Check each line below for the word "ylabel", and copy those that have it.

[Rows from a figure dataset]
[start]
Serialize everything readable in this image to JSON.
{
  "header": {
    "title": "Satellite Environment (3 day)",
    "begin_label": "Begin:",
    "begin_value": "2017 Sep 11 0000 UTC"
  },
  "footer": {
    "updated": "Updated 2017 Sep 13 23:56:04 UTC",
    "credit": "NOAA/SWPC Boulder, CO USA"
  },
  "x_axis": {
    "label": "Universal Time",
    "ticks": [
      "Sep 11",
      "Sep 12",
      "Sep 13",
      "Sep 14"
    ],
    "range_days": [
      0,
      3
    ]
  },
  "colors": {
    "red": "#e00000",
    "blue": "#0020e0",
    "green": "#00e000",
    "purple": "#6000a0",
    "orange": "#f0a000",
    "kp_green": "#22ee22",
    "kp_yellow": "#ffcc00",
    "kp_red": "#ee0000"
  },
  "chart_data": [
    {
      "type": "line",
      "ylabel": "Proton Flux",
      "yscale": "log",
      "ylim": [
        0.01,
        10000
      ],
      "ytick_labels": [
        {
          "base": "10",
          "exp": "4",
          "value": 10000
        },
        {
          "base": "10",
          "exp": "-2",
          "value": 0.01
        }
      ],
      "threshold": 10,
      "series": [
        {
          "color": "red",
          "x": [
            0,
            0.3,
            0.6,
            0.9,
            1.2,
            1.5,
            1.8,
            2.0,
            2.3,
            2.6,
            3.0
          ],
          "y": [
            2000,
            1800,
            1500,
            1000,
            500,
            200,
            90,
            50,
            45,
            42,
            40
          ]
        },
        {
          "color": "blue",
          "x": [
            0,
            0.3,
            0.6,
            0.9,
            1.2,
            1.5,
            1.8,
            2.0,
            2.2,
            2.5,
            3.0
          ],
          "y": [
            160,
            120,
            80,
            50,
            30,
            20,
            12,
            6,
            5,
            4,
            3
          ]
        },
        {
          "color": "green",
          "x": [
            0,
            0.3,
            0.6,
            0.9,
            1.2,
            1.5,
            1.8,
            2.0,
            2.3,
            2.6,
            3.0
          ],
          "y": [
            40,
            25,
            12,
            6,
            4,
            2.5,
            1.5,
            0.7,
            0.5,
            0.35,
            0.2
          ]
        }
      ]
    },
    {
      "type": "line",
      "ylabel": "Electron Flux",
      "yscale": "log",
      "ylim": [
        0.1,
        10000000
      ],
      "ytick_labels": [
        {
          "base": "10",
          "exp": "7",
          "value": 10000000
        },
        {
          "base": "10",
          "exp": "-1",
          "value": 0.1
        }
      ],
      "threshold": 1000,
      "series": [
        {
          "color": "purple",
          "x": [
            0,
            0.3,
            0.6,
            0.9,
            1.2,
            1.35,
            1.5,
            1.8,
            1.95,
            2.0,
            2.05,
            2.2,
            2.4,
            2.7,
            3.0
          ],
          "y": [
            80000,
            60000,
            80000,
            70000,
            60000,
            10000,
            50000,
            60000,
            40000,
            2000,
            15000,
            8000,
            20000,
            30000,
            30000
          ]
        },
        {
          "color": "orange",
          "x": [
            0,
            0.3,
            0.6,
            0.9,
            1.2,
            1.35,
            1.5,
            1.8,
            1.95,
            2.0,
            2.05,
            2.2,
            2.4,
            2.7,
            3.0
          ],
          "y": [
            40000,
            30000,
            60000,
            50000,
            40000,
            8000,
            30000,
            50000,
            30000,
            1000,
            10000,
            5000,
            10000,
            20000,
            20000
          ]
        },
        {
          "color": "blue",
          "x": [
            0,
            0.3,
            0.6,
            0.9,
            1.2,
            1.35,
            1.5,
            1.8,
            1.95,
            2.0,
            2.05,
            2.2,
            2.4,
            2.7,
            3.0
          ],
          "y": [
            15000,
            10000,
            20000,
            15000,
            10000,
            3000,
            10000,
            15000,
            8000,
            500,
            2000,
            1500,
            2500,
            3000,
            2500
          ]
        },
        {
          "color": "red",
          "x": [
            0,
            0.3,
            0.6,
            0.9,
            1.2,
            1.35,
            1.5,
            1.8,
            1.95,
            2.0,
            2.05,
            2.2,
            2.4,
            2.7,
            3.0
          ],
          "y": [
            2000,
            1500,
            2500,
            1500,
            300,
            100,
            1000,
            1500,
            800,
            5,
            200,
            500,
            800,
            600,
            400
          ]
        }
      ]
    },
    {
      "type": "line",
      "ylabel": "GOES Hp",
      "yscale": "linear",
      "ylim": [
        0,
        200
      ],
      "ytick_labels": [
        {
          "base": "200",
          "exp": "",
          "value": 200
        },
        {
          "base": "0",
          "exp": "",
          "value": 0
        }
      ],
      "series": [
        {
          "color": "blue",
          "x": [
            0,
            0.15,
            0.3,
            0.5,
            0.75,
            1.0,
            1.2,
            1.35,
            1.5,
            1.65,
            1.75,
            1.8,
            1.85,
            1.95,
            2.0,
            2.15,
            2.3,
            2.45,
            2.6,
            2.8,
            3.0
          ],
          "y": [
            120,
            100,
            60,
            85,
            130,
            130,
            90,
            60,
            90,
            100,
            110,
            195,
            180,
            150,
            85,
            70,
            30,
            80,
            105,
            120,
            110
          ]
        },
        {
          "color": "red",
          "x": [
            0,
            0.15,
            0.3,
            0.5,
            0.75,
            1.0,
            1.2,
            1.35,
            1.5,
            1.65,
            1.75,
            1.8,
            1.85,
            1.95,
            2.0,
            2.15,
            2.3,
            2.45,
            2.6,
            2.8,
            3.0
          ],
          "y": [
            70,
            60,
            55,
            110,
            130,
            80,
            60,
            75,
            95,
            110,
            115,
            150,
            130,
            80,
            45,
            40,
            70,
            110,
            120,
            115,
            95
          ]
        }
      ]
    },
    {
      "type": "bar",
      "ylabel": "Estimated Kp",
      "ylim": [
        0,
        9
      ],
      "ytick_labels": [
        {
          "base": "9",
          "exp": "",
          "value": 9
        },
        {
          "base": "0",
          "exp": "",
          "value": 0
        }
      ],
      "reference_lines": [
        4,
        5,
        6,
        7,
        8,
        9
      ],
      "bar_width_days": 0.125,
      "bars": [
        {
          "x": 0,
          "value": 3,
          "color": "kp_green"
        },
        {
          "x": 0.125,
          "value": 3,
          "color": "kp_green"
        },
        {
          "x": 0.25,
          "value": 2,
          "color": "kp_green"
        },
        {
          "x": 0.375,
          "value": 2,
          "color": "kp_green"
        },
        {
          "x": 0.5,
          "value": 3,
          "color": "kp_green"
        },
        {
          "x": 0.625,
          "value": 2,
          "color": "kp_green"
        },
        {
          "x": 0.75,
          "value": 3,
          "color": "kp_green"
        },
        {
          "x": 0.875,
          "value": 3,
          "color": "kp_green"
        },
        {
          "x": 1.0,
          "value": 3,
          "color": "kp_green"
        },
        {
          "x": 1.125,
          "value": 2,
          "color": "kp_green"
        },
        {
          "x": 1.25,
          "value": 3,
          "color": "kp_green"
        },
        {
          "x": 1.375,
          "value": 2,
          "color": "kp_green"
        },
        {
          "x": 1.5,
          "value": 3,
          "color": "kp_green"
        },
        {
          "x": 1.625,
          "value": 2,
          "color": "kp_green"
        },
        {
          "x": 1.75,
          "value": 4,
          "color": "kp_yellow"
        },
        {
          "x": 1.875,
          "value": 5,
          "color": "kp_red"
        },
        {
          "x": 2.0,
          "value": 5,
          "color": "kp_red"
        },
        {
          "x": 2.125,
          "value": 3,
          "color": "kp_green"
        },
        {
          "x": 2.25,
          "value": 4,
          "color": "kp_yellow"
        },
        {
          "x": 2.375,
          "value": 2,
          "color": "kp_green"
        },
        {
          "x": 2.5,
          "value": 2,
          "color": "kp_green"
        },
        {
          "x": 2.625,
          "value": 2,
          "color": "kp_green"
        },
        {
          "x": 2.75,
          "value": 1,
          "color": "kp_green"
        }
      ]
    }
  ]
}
[end]
### RESPONSE TO THE EXERCISE
      "ylabel": "Proton Flux",
      "ylabel": "Electron Flux",
      "ylabel": "GOES Hp",
      "ylabel": "Estimated Kp",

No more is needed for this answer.